• _What to work on_:
a: Transcribe the part of the Tin Range account starting with "It was starting" and going on through "to the coastline.".
b: Repeat the stored records word for word, every line of them.

• _Text extract_:
┌──
It was almost as if I’d been in training my whole life for this day.

You could describe it as awesome, in the archaic sense, filling you with awe, not in the current, diluted meaning — yeah, pretty good.

Massive day, it was hard to take it all in, but, man, I sure appreciated having been so lucky to have totally splendid weather, ie, reasonable visibility. Those big views kept coming after the initial bush bash/climb up the broad granite lump. The first view was of Lees Knob, a significant granite dome. Lee must have been quite a character, but that was just one of many similar domes that unfolded. The rest all yet to be named. I could see from Lees Knob around to Lords River/Tūtaekawetoweto and Big Glory Bay, even way over to the Catlins, halfway to Dunedin, if I chose to look back.

It was starting to look very remote down there, all scratchy mānuka and olearia under the bushline, with some equally robust bog pine for variety, with extensive granite areas in between the general covering of shrubbery. No tracks, just a few hunters’ huts in close proximity to the coastline.

You don’t travel over the main peaks of the Tin Range if you keep to the route. Instead the vague trail sidles around the eastern face of Mt Allen, useful shelter with the strong northerlies slamming in. But the gales lost their grunt during the day, much as I did.

I came across the lake under Mt Allen, very shallow, complete with large golden beach at the northern end. I had read accounts of others camping there, what’s not to like about pitching a tent near the picturesque lake in the late afternoon shadow of Mt Allen that rises steeply above. The reality was there was no easy camping spot even for a small tent. The golden sand was entirely damp, the closely wind shaven vegetation at the north end was on a significant slope, the southern zone only slightly better. People had obviously camped in the past, but it would be awkward. Overall Twin Pools Crossing was the spot to stay, at least for me.

Then I climbed around to the main ridge but where was that track? I was following the vaguest of trails with the occasional silvery twig poked in the ground, not a lot to go on.

Here’s a handy hint for anyone else venturing this far south: if you travel somewhere near the top of the flat ridge, it would often be good enough to keep on track. If I was able to correctly guess where to crash through the intermittent waist or head high patches of scrub that separated the longer stretches of shaved vegetation, there wasn’t much of an issue with route maintaining.
└──
• _Stored records_:
┌──
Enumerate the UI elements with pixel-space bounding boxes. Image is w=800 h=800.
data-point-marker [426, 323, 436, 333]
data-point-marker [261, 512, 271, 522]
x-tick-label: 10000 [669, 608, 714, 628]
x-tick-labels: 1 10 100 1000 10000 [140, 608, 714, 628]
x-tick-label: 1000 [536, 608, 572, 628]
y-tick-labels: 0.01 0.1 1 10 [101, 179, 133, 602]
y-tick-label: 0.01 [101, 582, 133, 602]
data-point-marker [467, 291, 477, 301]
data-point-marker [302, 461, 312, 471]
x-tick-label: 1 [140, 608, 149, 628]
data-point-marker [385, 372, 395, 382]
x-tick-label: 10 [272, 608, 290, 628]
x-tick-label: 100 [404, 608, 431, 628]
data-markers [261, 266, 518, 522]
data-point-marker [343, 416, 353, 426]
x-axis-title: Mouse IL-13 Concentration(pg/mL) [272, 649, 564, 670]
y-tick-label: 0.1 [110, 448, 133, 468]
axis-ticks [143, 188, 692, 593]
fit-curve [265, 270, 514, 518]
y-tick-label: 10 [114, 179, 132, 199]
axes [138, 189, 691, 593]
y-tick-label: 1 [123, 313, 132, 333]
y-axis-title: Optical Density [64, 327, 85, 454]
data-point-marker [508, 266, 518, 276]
└──
• _The answers_:
a:
It was starting to look very remote down there, all scratchy mānuka and olearia under the bushline, with some equally robust bog pine for variety, with extensive granite areas in between the general covering of shrubbery. No tracks, just a few hunters’ huts in close proximity to the coastline.

b:
Enumerate the UI elements with pixel-space bounding boxes. Image is w=800 h=800.
data-point-marker [426, 323, 436, 333]
data-point-marker [261, 512, 271, 522]
x-tick-label: 10000 [669, 608, 714, 628]
x-tick-labels: 1 10 100 1000 10000 [140, 608, 714, 628]
x-tick-label: 1000 [536, 608, 572, 628]
y-tick-labels: 0.01 0.1 1 10 [101, 179, 133, 602]
y-tick-label: 0.01 [101, 582, 133, 602]
data-point-marker [467, 291, 477, 301]
data-point-marker [302, 461, 312, 471]
x-tick-label: 1 [140, 608, 149, 628]
data-point-marker [385, 372, 395, 382]
x-tick-label: 10 [272, 608, 290, 628]
x-tick-label: 100 [404, 608, 431, 628]
data-markers [261, 266, 518, 522]
data-point-marker [343, 416, 353, 426]
x-axis-title: Mouse IL-13 Concentration(pg/mL) [272, 649, 564, 670]
y-tick-label: 0.1 [110, 448, 133, 468]
axis-ticks [143, 188, 692, 593]
fit-curve [265, 270, 514, 518]
y-tick-label: 10 [114, 179, 132, 199]
axes [138, 189, 691, 593]
y-tick-label: 1 [123, 313, 132, 333]
y-axis-title: Optical Density [64, 327, 85, 454]
data-point-marker [508, 266, 518, 276]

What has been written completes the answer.